Requirements
Search the material for the word "document" and report each line where it turns up.

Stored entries
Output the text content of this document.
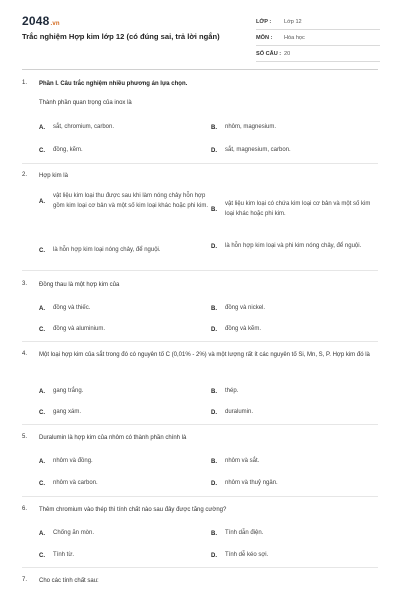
2048.vn
Trắc nghiệm Hợp kim lớp 12 (có đúng sai, trả lời ngắn)
LỚP :	Lớp 12
MÔN :	Hóa học
SỐ CÂU : 20
1. Phần I. Câu trắc nghiệm nhiều phương án lựa chọn.
Thành phần quan trọng của inox là
A.	sắt, chromium, carbon.	B.	nhôm, magnesium.
C.	đồng, kẽm.	D.	sắt, magnesium, carbon.
2. Hợp kim là
A.
vật liệu kim loại thu được sau khi làm nóng chảy hỗn hợp gồm kim loại cơ bản và một số kim loại khác hoặc phi kim.
B.
vật liệu kim loại có chứa kim loại cơ bản và một số kim loại khác hoặc phi kim.
C.	là hỗn hợp kim loại nóng chảy, để nguội.
D.	là hỗn hợp kim loại và phi kim nóng chảy, để nguội.
3. Đồng thau là một hợp kim của
A.	đồng và thiếc.	B.	đồng và nickel.
C.	đồng và aluminium.	D.	đồng và kẽm.
4. Một loại hợp kim của sắt trong đó có nguyên tố C (0,01% - 2%) và một lượng rất ít các nguyên tố Si, Mn, S, P. Hợp kim đó là
A.	gang trắng.	B.	thép.
C.	gang xám.	D.	duralumin.
5. Duralumin là hợp kim của nhôm có thành phần chính là
A.	nhôm và đồng.	B.	nhôm và sắt.
C.	nhôm và carbon.	D.	nhôm và thuỷ ngân.
6. Thêm chromium vào thép thì tính chất nào sau đây được tăng cường?
A.	Chống ăn mòn.	B.	Tính dẫn điện.
C.	Tính từ.	D.	Tính dễ kéo sợi.
7. Cho các tính chất sau:
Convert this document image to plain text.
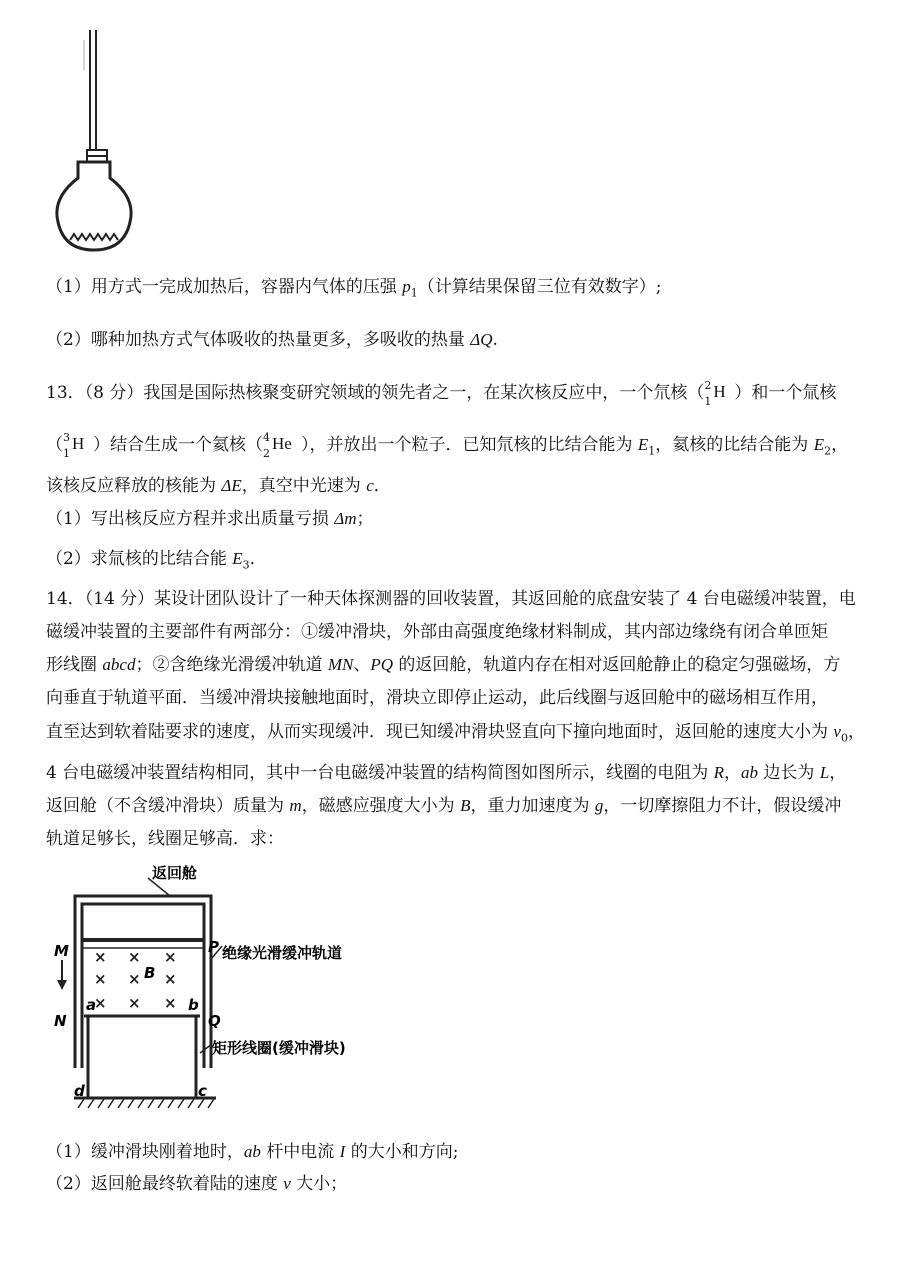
（1）用方式一完成加热后，容器内气体的压强 $p_1$（计算结果保留三位有效数字）;
（2）哪种加热方式气体吸收的热量更多，多吸收的热量 ΔQ.
13．（8 分）我国是国际热核聚变研究领域的领先者之一，在某次核反应中，一个氘核（ 2
1
H ）和一个氚核
（ 3
1
H ）结合生成一个氦核（ 4
2
He ），并放出一个粒子．已知氘核的比结合能为 $E_1$，氦核的比结合能为 $E_2$，
该核反应释放的核能为 ΔE，真空中光速为 c．
（1）写出核反应方程并求出质量亏损 Δm；
（2）求氚核的比结合能 $E_3$．
14．（14 分）某设计团队设计了一种天体探测器的回收装置，其返回舱的底盘安装了 4 台电磁缓冲装置，电
磁缓冲装置的主要部件有两部分：①缓冲滑块，外部由高强度绝缘材料制成，其内部边缘绕有闭合单匝矩
形线圈 abcd；②含绝缘光滑缓冲轨道 MN、PQ 的返回舱，轨道内存在相对返回舱静止的稳定匀强磁场，方
向垂直于轨道平面．当缓冲滑块接触地面时，滑块立即停止运动，此后线圈与返回舱中的磁场相互作用，
直至达到软着陆要求的速度，从而实现缓冲．现已知缓冲滑块竖直向下撞向地面时，返回舱的速度大小为 $v_0$，
4 台电磁缓冲装置结构相同，其中一台电磁缓冲装置的结构简图如图所示，线圈的电阻为 R，ab 边长为 L，
返回舱（不含缓冲滑块）质量为 m，磁感应强度大小为 B，重力加速度为 g，一切摩擦阻力不计，假设缓冲
轨道足够长，线圈足够高．求：
× × ×
× × ×
× × ×
返回舱
绝缘光滑缓冲轨道
矩形线圈(缓冲滑块)
M
N
P
Q
a	b
c
d
B
（1）缓冲滑块刚着地时，ab 杆中电流 I 的大小和方向;
（2）返回舱最终软着陆的速度 v 大小；
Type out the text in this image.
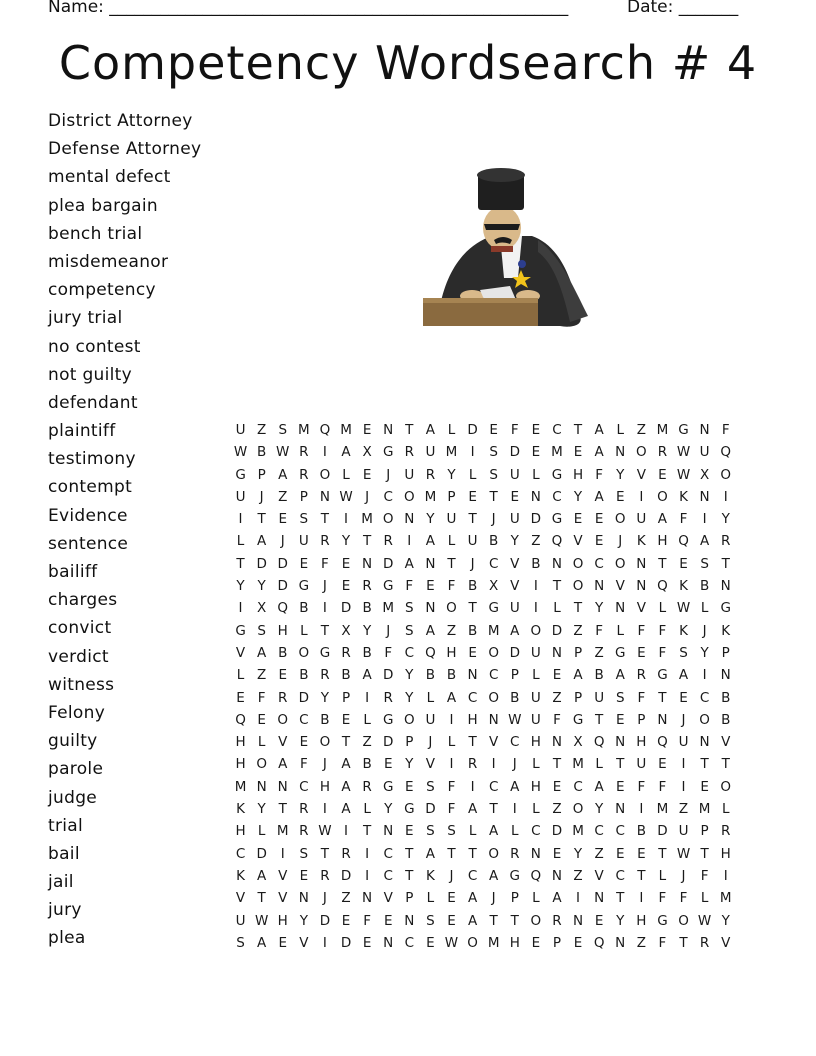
Name: ______________________________________________________	Date: _______
Competency Wordsearch # 4
District Attorney
Defense Attorney
mental defect
plea bargain
bench trial
misdemeanor
competency
jury trial
no contest
not guilty
defendant
plaintiff
testimony
contempt
Evidence
sentence
bailiff
charges
convict
verdict
witness
Felony
guilty
parole
judge
trial
bail
jail
jury
plea
U Z S M Q M E N T A L D E F E C T A L Z M G N F
W B W R	I	A X G R U M I	S D E M E A N O R W U Q
G P A R O L E	J	U R Y L S U L G H F Y V E W X O
U	J	Z P N W J	C O M P E T E N C Y A E	I	O K N	I
I	T E S T	I M O N Y U T	J	U D G E E O U A F	I	Y
L A	J	U R Y T R	I	A L U B Y Z Q V E	J	K H Q A R
T D D E F E N D A N T	J	C V B N O C O N T E S T
Y Y D G	J	E R G F E F B X V	I	T O N V N Q K B N
I	X Q B	I	D B M S N O T G U	I	L T Y N V L W L G
G S H L T X Y	J	S A Z B M A O D Z F L F F K	J	K
V A B O G R B F C Q H E O D U N P Z G E F S Y P
L Z E B R B A D Y B B N C P L E A B A R G A	I	N
E F R D Y P	I	R Y L A C O B U Z P U S F T E C B
Q E O C B E L G O U	I	H N W U F G T E P N	J	O B
H L V E O T Z D P	J	L T V C H N X Q N H Q U N V
H O A F	J	A B E Y V	I	R	I	J	L T M L T U E	I	T T
M N N C H A R G E S F	I	C A H E C A E F F	I	E O
K Y T R	I	A L Y G D F A T	I	L Z O Y N	I M Z M L
H L M R W I	T N E S S L A L C D M C C B D U P R
C D	I	S T R	I	C T A T T O R N E Y Z E E T W T H
K A V E R D	I	C T K	J	C A G Q N Z V C T L	J	F	I
V T V N	J	Z N V P L E A	J	P L A	I	N T	I	F F L M
U W H Y D E F E N S E A T T O R N E Y H G O W Y
S A E V	I	D E N C E W O M H E P E Q N Z F T R V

The answer
Output the text content of this document.
Convert this document image to plain text.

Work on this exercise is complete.